Short task: Extract all of the entries and give them again, word for word.

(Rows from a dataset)
----
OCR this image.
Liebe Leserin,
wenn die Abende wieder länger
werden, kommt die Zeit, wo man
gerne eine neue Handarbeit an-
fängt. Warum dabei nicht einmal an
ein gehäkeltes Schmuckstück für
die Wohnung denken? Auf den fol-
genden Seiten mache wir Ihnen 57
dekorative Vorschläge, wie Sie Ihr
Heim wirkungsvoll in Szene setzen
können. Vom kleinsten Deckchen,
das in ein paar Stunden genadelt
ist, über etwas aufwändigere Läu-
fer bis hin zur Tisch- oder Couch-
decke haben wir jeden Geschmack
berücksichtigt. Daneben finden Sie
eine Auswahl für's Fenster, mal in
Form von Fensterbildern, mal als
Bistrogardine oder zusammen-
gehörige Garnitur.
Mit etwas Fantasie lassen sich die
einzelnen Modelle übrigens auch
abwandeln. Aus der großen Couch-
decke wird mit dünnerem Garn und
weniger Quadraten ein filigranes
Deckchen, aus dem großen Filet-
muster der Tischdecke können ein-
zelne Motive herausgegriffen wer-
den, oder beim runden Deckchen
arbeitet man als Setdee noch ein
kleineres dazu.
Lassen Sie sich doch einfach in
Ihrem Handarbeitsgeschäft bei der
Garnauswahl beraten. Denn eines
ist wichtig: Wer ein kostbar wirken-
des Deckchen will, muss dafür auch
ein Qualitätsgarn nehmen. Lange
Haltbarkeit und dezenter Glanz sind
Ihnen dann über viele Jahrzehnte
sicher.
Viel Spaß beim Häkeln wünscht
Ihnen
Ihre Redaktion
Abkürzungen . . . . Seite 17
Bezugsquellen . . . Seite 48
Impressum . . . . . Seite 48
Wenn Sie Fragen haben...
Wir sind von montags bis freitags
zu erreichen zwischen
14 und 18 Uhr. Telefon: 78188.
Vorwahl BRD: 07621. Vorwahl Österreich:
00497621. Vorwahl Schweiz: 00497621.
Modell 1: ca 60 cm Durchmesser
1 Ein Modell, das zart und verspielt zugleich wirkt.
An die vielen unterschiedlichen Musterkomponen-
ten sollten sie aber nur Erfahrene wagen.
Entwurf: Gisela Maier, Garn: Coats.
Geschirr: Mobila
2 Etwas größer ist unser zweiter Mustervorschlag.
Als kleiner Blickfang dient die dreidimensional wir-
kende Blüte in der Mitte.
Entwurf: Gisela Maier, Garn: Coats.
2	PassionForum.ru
----
Response:
OCR this image.
Liebe Leserin,
wenn die Abende wieder länger
werden, kommt die Zeit, wo man
gerne eine neue Handarbeit an-
fängt. Warum dabei nicht einmal an
ein gehäkeltes Schmuckstück für
die Wohnung denken? Auf den fol-
genden Seiten mache wir Ihnen 57
dekorative Vorschläge, wie Sie Ihr
Heim wirkungsvoll in Szene setzen
können. Vom kleinsten Deckchen,
das in ein paar Stunden genadelt
ist, über etwas aufwändigere Läu-
fer bis hin zur Tisch- oder Couch-
decke haben wir jeden Geschmack
berücksichtigt. Daneben finden Sie
eine Auswahl für's Fenster, mal in
Form von Fensterbildern, mal als
Bistrogardine oder zusammen-
gehörige Garnitur.
Mit etwas Fantasie lassen sich die
einzelnen Modelle übrigens auch
abwandeln. Aus der großen Couch-
decke wird mit dünnerem Garn und
weniger Quadraten ein filigranes
Deckchen, aus dem großen Filet-
muster der Tischdecke können ein-
zelne Motive herausgegriffen wer-
den, oder beim runden Deckchen
arbeitet man als Setdee noch ein
kleineres dazu.
Lassen Sie sich doch einfach in
Ihrem Handarbeitsgeschäft bei der
Garnauswahl beraten. Denn eines
ist wichtig: Wer ein kostbar wirken-
des Deckchen will, muss dafür auch
ein Qualitätsgarn nehmen. Lange
Haltbarkeit und dezenter Glanz sind
Ihnen dann über viele Jahrzehnte
sicher.
Viel Spaß beim Häkeln wünscht
Ihnen
Ihre Redaktion
Abkürzungen . . . . Seite 17
Bezugsquellen . . . Seite 48
Impressum . . . . . Seite 48
Wenn Sie Fragen haben...
Wir sind von montags bis freitags
zu erreichen zwischen
14 und 18 Uhr. Telefon: 78188.
Vorwahl BRD: 07621. Vorwahl Österreich:
00497621. Vorwahl Schweiz: 00497621.
Modell 1: ca 60 cm Durchmesser
1 Ein Modell, das zart und verspielt zugleich wirkt.
An die vielen unterschiedlichen Musterkomponen-
ten sollten sie aber nur Erfahrene wagen.
Entwurf: Gisela Maier, Garn: Coats.
Geschirr: Mobila
2 Etwas größer ist unser zweiter Mustervorschlag.
Als kleiner Blickfang dient die dreidimensional wir-
kende Blüte in der Mitte.
Entwurf: Gisela Maier, Garn: Coats.
2	PassionForum.ru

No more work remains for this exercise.